Print the listing once more, exactly as it stands.
--- START ---
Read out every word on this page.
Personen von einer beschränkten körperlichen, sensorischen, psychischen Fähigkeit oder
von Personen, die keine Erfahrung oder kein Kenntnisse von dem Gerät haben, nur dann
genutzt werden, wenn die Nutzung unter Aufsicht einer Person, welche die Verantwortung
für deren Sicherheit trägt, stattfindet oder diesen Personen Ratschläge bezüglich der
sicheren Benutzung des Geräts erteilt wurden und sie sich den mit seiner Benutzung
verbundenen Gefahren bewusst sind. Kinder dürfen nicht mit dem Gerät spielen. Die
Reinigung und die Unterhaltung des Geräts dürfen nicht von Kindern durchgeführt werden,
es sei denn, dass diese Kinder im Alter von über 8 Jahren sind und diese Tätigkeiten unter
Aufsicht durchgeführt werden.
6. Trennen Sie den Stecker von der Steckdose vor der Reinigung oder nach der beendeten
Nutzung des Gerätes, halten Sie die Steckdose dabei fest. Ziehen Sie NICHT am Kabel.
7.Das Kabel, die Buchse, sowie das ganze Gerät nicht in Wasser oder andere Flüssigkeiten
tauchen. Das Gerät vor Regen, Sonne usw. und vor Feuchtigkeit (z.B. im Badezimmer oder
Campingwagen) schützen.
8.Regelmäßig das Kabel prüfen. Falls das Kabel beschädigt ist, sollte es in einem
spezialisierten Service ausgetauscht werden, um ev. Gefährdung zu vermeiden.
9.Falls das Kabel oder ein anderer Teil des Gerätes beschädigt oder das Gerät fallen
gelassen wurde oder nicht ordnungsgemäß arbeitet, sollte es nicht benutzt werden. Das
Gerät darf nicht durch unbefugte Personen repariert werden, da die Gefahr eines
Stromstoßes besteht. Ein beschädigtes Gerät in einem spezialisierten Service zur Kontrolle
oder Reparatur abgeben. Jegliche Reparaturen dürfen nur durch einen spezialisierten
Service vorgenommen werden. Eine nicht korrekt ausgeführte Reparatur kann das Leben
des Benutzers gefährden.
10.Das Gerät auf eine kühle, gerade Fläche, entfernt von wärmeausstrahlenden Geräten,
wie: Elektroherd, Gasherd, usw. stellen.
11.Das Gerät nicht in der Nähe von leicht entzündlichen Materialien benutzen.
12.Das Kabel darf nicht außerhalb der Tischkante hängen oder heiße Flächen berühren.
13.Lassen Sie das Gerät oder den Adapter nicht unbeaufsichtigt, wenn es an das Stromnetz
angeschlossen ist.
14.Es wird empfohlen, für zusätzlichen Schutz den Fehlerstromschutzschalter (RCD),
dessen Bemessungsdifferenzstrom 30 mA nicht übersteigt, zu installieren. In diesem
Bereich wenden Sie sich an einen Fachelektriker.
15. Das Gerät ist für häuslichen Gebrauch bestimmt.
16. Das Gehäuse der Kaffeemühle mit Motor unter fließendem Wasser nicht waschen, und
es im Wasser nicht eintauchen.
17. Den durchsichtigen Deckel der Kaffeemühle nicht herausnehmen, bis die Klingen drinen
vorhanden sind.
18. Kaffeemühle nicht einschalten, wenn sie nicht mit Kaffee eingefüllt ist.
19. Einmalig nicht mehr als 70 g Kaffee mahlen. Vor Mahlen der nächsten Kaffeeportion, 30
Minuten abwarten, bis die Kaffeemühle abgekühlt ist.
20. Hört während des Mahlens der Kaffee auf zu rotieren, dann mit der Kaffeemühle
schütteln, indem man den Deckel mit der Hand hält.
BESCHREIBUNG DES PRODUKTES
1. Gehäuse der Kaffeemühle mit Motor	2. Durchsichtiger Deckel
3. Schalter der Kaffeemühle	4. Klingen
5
--- END ---
(Expected answer):
Read out every word on this page.
Personen von einer beschränkten körperlichen, sensorischen, psychischen Fähigkeit oder
von Personen, die keine Erfahrung oder kein Kenntnisse von dem Gerät haben, nur dann
genutzt werden, wenn die Nutzung unter Aufsicht einer Person, welche die Verantwortung
für deren Sicherheit trägt, stattfindet oder diesen Personen Ratschläge bezüglich der
sicheren Benutzung des Geräts erteilt wurden und sie sich den mit seiner Benutzung
verbundenen Gefahren bewusst sind. Kinder dürfen nicht mit dem Gerät spielen. Die
Reinigung und die Unterhaltung des Geräts dürfen nicht von Kindern durchgeführt werden,
es sei denn, dass diese Kinder im Alter von über 8 Jahren sind und diese Tätigkeiten unter
Aufsicht durchgeführt werden.
6. Trennen Sie den Stecker von der Steckdose vor der Reinigung oder nach der beendeten
Nutzung des Gerätes, halten Sie die Steckdose dabei fest. Ziehen Sie NICHT am Kabel.
7.Das Kabel, die Buchse, sowie das ganze Gerät nicht in Wasser oder andere Flüssigkeiten
tauchen. Das Gerät vor Regen, Sonne usw. und vor Feuchtigkeit (z.B. im Badezimmer oder
Campingwagen) schützen.
8.Regelmäßig das Kabel prüfen. Falls das Kabel beschädigt ist, sollte es in einem
spezialisierten Service ausgetauscht werden, um ev. Gefährdung zu vermeiden.
9.Falls das Kabel oder ein anderer Teil des Gerätes beschädigt oder das Gerät fallen
gelassen wurde oder nicht ordnungsgemäß arbeitet, sollte es nicht benutzt werden. Das
Gerät darf nicht durch unbefugte Personen repariert werden, da die Gefahr eines
Stromstoßes besteht. Ein beschädigtes Gerät in einem spezialisierten Service zur Kontrolle
oder Reparatur abgeben. Jegliche Reparaturen dürfen nur durch einen spezialisierten
Service vorgenommen werden. Eine nicht korrekt ausgeführte Reparatur kann das Leben
des Benutzers gefährden.
10.Das Gerät auf eine kühle, gerade Fläche, entfernt von wärmeausstrahlenden Geräten,
wie: Elektroherd, Gasherd, usw. stellen.
11.Das Gerät nicht in der Nähe von leicht entzündlichen Materialien benutzen.
12.Das Kabel darf nicht außerhalb der Tischkante hängen oder heiße Flächen berühren.
13.Lassen Sie das Gerät oder den Adapter nicht unbeaufsichtigt, wenn es an das Stromnetz
angeschlossen ist.
14.Es wird empfohlen, für zusätzlichen Schutz den Fehlerstromschutzschalter (RCD),
dessen Bemessungsdifferenzstrom 30 mA nicht übersteigt, zu installieren. In diesem
Bereich wenden Sie sich an einen Fachelektriker.
15. Das Gerät ist für häuslichen Gebrauch bestimmt.
16. Das Gehäuse der Kaffeemühle mit Motor unter fließendem Wasser nicht waschen, und
es im Wasser nicht eintauchen.
17. Den durchsichtigen Deckel der Kaffeemühle nicht herausnehmen, bis die Klingen drinen
vorhanden sind.
18. Kaffeemühle nicht einschalten, wenn sie nicht mit Kaffee eingefüllt ist.
19. Einmalig nicht mehr als 70 g Kaffee mahlen. Vor Mahlen der nächsten Kaffeeportion, 30
Minuten abwarten, bis die Kaffeemühle abgekühlt ist.
20. Hört während des Mahlens der Kaffee auf zu rotieren, dann mit der Kaffeemühle
schütteln, indem man den Deckel mit der Hand hält.
BESCHREIBUNG DES PRODUKTES
1. Gehäuse der Kaffeemühle mit Motor	2. Durchsichtiger Deckel
3. Schalter der Kaffeemühle	4. Klingen
5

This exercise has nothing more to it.